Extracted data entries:
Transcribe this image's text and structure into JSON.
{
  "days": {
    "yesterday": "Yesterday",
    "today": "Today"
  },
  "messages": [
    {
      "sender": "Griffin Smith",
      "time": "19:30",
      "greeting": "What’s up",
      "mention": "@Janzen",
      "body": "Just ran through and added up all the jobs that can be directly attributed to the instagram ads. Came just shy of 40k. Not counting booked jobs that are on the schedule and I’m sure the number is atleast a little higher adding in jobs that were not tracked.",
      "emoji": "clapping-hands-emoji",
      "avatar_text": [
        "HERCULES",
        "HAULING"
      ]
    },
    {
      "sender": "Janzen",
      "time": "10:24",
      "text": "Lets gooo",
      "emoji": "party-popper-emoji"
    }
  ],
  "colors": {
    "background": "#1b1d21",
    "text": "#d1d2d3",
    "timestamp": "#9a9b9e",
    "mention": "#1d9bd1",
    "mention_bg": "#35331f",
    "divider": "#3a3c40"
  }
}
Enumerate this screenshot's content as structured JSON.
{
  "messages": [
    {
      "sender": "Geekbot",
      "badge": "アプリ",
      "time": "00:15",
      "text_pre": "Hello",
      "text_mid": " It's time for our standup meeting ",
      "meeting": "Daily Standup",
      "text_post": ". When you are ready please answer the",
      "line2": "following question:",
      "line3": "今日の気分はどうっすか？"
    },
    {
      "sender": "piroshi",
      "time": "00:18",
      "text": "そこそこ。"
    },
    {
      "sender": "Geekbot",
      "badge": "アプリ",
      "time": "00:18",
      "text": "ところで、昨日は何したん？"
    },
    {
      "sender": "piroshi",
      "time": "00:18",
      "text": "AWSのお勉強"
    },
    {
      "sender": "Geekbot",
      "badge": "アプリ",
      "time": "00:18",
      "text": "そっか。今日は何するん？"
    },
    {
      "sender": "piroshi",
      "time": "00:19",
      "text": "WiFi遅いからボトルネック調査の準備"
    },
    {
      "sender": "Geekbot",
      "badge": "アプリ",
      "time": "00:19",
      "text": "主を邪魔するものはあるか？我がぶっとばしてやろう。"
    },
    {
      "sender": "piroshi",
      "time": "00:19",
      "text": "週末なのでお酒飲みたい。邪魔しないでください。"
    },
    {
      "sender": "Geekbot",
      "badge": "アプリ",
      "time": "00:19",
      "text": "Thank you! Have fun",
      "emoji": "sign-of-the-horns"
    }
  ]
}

*Your instructions*: Every line above should be written out again exactly as it stands.

*Reply to the exercise*:
Transcribe this image's text and structure into JSON.
{
  "days": {
    "yesterday": "Yesterday",
    "today": "Today"
  },
  "messages": [
    {
      "sender": "Griffin Smith",
      "time": "19:30",
      "greeting": "What’s up",
      "mention": "@Janzen",
      "body": "Just ran through and added up all the jobs that can be directly attributed to the instagram ads. Came just shy of 40k. Not counting booked jobs that are on the schedule and I’m sure the number is atleast a little higher adding in jobs that were not tracked.",
      "emoji": "clapping-hands-emoji",
      "avatar_text": [
        "HERCULES",
        "HAULING"
      ]
    },
    {
      "sender": "Janzen",
      "time": "10:24",
      "text": "Lets gooo",
      "emoji": "party-popper-emoji"
    }
  ],
  "colors": {
    "background": "#1b1d21",
    "text": "#d1d2d3",
    "timestamp": "#9a9b9e",
    "mention": "#1d9bd1",
    "mention_bg": "#35331f",
    "divider": "#3a3c40"
  }
}
Enumerate this screenshot's content as structured JSON.
{
  "messages": [
    {
      "sender": "Geekbot",
      "badge": "アプリ",
      "time": "00:15",
      "text_pre": "Hello",
      "text_mid": " It's time for our standup meeting ",
      "meeting": "Daily Standup",
      "text_post": ". When you are ready please answer the",
      "line2": "following question:",
      "line3": "今日の気分はどうっすか？"
    },
    {
      "sender": "piroshi",
      "time": "00:18",
      "text": "そこそこ。"
    },
    {
      "sender": "Geekbot",
      "badge": "アプリ",
      "time": "00:18",
      "text": "ところで、昨日は何したん？"
    },
    {
      "sender": "piroshi",
      "time": "00:18",
      "text": "AWSのお勉強"
    },
    {
      "sender": "Geekbot",
      "badge": "アプリ",
      "time": "00:18",
      "text": "そっか。今日は何するん？"
    },
    {
      "sender": "piroshi",
      "time": "00:19",
      "text": "WiFi遅いからボトルネック調査の準備"
    },
    {
      "sender": "Geekbot",
      "badge": "アプリ",
      "time": "00:19",
      "text": "主を邪魔するものはあるか？我がぶっとばしてやろう。"
    },
    {
      "sender": "piroshi",
      "time": "00:19",
      "text": "週末なのでお酒飲みたい。邪魔しないでください。"
    },
    {
      "sender": "Geekbot",
      "badge": "アプリ",
      "time": "00:19",
      "text": "Thank you! Have fun",
      "emoji": "sign-of-the-horns"
    }
  ]
}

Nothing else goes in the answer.